### What the task requires
Extract everything from "As the Baltimore-Washington" down to "(Sri Lanka) instead." in the Methodism history column, copying it word for word.

### Passage provided
As the Baltimore-Washington Annual Conference prepares to meet this May in Baltimore for the first time since 1986, this history column will include highlights of Methodism since it began in this historic area.

1814

  • In September, Maryland citizen soldiers drove back the British, and Fort McHenry withstood naval bombardment.
  • Francis Scott Key wrote 'Star Spangled Banner.'
  • Bishop Thomas Coke perished in the Indian Ocean enroute to begin a mission in India. Survivors began the mission in Ceylon (Sri Lanka) instead.

1815

  • Bishop Asbury slowly wound his weary way from South Carolina to New York. He held the Baltimore Conference in Light Street, Eutaw Street and Fells Point churches and rested at Perry Hall, his favorite stopping place. Each stop he envisioned as his farewell after a 44-year ministry in the United States.
  • Bishop Asbury conferred with Bishop McKendree and preached many Coke memorial sermons.

### Record excerpts
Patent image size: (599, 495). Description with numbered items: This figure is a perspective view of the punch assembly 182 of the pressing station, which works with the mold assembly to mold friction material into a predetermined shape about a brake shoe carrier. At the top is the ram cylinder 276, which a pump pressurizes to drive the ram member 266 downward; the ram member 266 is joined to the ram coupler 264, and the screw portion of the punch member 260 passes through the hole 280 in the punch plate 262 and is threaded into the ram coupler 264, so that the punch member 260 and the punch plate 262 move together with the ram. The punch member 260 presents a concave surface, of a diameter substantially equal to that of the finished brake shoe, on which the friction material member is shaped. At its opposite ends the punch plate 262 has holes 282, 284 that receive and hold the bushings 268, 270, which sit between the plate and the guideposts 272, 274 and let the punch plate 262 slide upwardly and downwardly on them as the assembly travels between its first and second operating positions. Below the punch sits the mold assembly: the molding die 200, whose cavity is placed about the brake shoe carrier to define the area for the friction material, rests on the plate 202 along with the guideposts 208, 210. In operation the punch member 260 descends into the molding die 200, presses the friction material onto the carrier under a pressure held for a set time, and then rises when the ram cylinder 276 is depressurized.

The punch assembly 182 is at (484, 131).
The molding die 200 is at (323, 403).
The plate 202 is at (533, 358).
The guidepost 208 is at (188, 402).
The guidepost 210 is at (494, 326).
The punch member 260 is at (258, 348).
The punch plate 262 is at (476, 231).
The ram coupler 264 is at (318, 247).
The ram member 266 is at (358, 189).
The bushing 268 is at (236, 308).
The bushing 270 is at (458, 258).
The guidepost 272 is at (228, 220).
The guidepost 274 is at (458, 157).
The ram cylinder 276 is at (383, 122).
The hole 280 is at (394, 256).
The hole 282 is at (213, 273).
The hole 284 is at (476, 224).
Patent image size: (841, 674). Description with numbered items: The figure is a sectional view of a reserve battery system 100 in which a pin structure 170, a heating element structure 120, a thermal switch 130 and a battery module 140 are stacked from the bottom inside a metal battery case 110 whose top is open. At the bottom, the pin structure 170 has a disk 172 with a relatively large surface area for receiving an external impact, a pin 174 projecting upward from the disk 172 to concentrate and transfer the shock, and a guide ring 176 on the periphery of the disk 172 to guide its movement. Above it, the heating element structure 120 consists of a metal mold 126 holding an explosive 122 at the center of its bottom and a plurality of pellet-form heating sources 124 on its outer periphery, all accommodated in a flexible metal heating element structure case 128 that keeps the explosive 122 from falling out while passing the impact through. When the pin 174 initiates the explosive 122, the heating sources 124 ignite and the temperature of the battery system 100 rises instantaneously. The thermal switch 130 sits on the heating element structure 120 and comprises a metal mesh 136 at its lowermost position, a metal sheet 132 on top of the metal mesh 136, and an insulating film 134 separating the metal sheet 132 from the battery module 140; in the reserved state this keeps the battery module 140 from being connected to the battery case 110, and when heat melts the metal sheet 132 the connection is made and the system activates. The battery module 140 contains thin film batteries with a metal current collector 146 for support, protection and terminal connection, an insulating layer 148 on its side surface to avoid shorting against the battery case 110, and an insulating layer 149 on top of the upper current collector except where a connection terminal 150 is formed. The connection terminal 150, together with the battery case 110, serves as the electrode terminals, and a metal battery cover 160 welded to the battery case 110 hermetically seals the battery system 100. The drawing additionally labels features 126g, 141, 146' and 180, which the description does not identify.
...
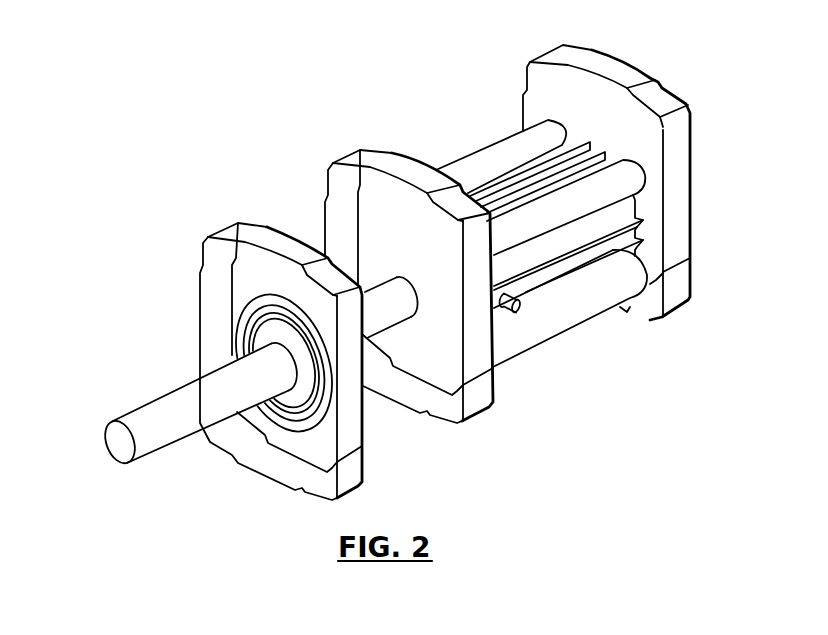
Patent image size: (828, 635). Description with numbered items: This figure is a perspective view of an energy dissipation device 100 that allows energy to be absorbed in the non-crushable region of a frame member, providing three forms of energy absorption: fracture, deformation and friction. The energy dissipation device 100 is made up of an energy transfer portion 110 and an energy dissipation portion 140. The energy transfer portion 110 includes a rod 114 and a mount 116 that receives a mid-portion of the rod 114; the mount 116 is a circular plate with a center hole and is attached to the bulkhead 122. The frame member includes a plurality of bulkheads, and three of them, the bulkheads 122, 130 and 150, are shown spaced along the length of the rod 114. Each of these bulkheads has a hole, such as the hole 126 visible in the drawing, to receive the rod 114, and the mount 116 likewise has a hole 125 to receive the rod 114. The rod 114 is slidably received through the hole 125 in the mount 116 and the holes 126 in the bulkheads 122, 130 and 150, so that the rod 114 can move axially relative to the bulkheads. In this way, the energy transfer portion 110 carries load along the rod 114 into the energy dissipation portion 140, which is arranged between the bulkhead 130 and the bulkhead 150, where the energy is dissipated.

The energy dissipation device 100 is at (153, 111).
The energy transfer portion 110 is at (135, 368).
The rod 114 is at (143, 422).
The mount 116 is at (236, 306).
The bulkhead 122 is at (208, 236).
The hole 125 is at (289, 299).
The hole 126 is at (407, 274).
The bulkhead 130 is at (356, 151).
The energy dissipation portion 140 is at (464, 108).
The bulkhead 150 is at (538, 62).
---
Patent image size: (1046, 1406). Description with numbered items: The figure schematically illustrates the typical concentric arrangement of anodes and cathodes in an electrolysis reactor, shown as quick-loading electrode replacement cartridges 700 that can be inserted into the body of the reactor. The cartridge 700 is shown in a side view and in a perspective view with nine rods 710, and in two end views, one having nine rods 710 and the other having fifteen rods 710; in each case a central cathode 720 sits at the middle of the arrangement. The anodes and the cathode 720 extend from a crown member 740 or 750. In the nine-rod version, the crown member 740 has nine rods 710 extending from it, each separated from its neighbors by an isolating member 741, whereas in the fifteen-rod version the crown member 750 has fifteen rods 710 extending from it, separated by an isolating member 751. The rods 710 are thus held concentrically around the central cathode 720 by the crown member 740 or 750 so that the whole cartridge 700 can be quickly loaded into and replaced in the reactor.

### Result below
As the Baltimore-Washington Annual Conference prepares to meet this May in Baltimore for the first time since 1986, this history column will include highlights of Methodism since it began in this historic area.

1814

  • In September, Maryland citizen soldiers drove back the British, and Fort McHenry withstood naval bombardment.
  • Francis Scott Key wrote 'Star Spangled Banner.'
  • Bishop Thomas Coke perished in the Indian Ocean enroute to begin a mission in India. Survivors began the mission in Ceylon (Sri Lanka) instead.